[Saved data entries]
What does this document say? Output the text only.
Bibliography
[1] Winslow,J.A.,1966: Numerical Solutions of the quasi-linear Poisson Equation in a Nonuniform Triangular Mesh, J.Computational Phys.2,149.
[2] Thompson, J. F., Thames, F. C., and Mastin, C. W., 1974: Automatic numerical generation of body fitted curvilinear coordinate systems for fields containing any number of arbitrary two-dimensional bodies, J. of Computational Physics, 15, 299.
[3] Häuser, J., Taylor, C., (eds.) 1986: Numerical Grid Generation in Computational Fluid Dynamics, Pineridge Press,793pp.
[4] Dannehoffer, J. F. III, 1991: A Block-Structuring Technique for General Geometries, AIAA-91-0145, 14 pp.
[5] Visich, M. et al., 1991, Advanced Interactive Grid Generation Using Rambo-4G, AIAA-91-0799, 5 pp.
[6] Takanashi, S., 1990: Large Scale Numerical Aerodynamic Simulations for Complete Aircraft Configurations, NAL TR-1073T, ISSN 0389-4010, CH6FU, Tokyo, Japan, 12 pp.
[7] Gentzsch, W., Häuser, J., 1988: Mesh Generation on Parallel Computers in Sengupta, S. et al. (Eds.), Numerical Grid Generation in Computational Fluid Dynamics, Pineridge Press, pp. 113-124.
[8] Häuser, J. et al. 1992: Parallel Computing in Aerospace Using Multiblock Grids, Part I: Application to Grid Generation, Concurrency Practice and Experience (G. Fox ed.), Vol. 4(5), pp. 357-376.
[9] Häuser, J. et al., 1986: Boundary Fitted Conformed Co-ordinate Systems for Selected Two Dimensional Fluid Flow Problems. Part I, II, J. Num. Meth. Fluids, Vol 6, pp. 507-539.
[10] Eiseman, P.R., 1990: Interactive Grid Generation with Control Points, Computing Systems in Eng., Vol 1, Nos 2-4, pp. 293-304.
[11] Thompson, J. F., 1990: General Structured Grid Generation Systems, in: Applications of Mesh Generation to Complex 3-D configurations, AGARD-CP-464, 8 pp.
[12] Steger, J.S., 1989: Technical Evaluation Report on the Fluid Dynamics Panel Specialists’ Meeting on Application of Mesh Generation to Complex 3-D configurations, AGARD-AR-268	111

• [What you have to do]
Write out every line of the entries that holds the word "AIAA".

• [Worked answer]
[4] Dannehoffer, J. F. III, 1991: A Block-Structuring Technique for General Geometries, AIAA-91-0145, 14 pp.
[5] Visich, M. et al., 1991, Advanced Interactive Grid Generation Using Rambo-4G, AIAA-91-0799, 5 pp.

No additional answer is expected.